- _Extracted entries_

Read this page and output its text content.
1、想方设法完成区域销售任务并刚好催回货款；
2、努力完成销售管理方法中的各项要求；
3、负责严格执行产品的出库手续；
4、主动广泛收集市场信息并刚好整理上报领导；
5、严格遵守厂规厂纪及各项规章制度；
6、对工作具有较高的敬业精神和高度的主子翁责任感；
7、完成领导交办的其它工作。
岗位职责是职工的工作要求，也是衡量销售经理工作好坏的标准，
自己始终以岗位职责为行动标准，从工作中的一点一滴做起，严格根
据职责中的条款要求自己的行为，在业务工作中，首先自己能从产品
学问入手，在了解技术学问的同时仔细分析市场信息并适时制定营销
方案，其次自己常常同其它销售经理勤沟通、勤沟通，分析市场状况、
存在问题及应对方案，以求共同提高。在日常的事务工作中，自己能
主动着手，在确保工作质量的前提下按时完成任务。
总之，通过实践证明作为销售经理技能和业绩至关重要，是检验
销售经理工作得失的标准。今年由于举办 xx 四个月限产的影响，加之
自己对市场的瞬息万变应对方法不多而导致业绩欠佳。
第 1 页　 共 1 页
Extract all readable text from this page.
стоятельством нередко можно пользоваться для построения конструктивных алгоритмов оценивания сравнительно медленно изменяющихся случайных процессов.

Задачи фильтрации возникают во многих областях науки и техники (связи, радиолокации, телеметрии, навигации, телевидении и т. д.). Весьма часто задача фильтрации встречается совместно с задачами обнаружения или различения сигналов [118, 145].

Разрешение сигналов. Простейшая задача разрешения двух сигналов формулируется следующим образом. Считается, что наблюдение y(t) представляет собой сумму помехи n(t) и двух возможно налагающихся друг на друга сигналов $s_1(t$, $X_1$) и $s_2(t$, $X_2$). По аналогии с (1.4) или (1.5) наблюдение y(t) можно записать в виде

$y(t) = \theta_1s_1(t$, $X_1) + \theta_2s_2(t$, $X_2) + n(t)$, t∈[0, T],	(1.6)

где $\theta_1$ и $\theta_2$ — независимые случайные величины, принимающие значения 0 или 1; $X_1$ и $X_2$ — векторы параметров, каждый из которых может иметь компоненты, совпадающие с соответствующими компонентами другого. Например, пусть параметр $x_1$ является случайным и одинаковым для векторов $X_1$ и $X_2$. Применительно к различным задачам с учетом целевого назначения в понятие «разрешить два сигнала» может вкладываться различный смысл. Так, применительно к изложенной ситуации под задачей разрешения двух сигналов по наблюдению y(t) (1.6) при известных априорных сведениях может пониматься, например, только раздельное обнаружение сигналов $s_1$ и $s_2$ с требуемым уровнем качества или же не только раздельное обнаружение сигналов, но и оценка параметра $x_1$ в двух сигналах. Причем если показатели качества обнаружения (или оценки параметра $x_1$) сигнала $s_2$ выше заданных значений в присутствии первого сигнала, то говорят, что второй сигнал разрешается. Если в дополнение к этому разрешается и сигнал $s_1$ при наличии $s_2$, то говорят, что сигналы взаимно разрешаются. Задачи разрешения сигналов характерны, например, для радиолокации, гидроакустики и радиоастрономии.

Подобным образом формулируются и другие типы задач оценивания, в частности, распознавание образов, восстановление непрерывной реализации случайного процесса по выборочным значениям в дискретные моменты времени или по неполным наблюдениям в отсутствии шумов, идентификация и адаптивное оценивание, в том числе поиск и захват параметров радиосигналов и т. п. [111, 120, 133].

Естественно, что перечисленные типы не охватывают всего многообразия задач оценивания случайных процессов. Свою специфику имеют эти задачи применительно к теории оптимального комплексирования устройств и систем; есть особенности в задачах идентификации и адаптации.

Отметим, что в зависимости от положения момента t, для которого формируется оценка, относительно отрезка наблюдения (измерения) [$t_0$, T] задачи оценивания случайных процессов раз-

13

- _Goal of the exercise_
Would you reproduce all the entries exactly?

- _Output of the exercise_
Read this page and output its text content.
1、想方设法完成区域销售任务并刚好催回货款；
2、努力完成销售管理方法中的各项要求；
3、负责严格执行产品的出库手续；
4、主动广泛收集市场信息并刚好整理上报领导；
5、严格遵守厂规厂纪及各项规章制度；
6、对工作具有较高的敬业精神和高度的主子翁责任感；
7、完成领导交办的其它工作。
岗位职责是职工的工作要求，也是衡量销售经理工作好坏的标准，
自己始终以岗位职责为行动标准，从工作中的一点一滴做起，严格根
据职责中的条款要求自己的行为，在业务工作中，首先自己能从产品
学问入手，在了解技术学问的同时仔细分析市场信息并适时制定营销
方案，其次自己常常同其它销售经理勤沟通、勤沟通，分析市场状况、
存在问题及应对方案，以求共同提高。在日常的事务工作中，自己能
主动着手，在确保工作质量的前提下按时完成任务。
总之，通过实践证明作为销售经理技能和业绩至关重要，是检验
销售经理工作得失的标准。今年由于举办 xx 四个月限产的影响，加之
自己对市场的瞬息万变应对方法不多而导致业绩欠佳。
第 1 页　 共 1 页
Extract all readable text from this page.
стоятельством нередко можно пользоваться для построения конструктивных алгоритмов оценивания сравнительно медленно изменяющихся случайных процессов.

Задачи фильтрации возникают во многих областях науки и техники (связи, радиолокации, телеметрии, навигации, телевидении и т. д.). Весьма часто задача фильтрации встречается совместно с задачами обнаружения или различения сигналов [118, 145].

Разрешение сигналов. Простейшая задача разрешения двух сигналов формулируется следующим образом. Считается, что наблюдение y(t) представляет собой сумму помехи n(t) и двух возможно налагающихся друг на друга сигналов $s_1(t$, $X_1$) и $s_2(t$, $X_2$). По аналогии с (1.4) или (1.5) наблюдение y(t) можно записать в виде

$y(t) = \theta_1s_1(t$, $X_1) + \theta_2s_2(t$, $X_2) + n(t)$, t∈[0, T],	(1.6)

где $\theta_1$ и $\theta_2$ — независимые случайные величины, принимающие значения 0 или 1; $X_1$ и $X_2$ — векторы параметров, каждый из которых может иметь компоненты, совпадающие с соответствующими компонентами другого. Например, пусть параметр $x_1$ является случайным и одинаковым для векторов $X_1$ и $X_2$. Применительно к различным задачам с учетом целевого назначения в понятие «разрешить два сигнала» может вкладываться различный смысл. Так, применительно к изложенной ситуации под задачей разрешения двух сигналов по наблюдению y(t) (1.6) при известных априорных сведениях может пониматься, например, только раздельное обнаружение сигналов $s_1$ и $s_2$ с требуемым уровнем качества или же не только раздельное обнаружение сигналов, но и оценка параметра $x_1$ в двух сигналах. Причем если показатели качества обнаружения (или оценки параметра $x_1$) сигнала $s_2$ выше заданных значений в присутствии первого сигнала, то говорят, что второй сигнал разрешается. Если в дополнение к этому разрешается и сигнал $s_1$ при наличии $s_2$, то говорят, что сигналы взаимно разрешаются. Задачи разрешения сигналов характерны, например, для радиолокации, гидроакустики и радиоастрономии.

Подобным образом формулируются и другие типы задач оценивания, в частности, распознавание образов, восстановление непрерывной реализации случайного процесса по выборочным значениям в дискретные моменты времени или по неполным наблюдениям в отсутствии шумов, идентификация и адаптивное оценивание, в том числе поиск и захват параметров радиосигналов и т. п. [111, 120, 133].

Естественно, что перечисленные типы не охватывают всего многообразия задач оценивания случайных процессов. Свою специфику имеют эти задачи применительно к теории оптимального комплексирования устройств и систем; есть особенности в задачах идентификации и адаптации.

Отметим, что в зависимости от положения момента t, для которого формируется оценка, относительно отрезка наблюдения (измерения) [$t_0$, T] задачи оценивания случайных процессов раз-

13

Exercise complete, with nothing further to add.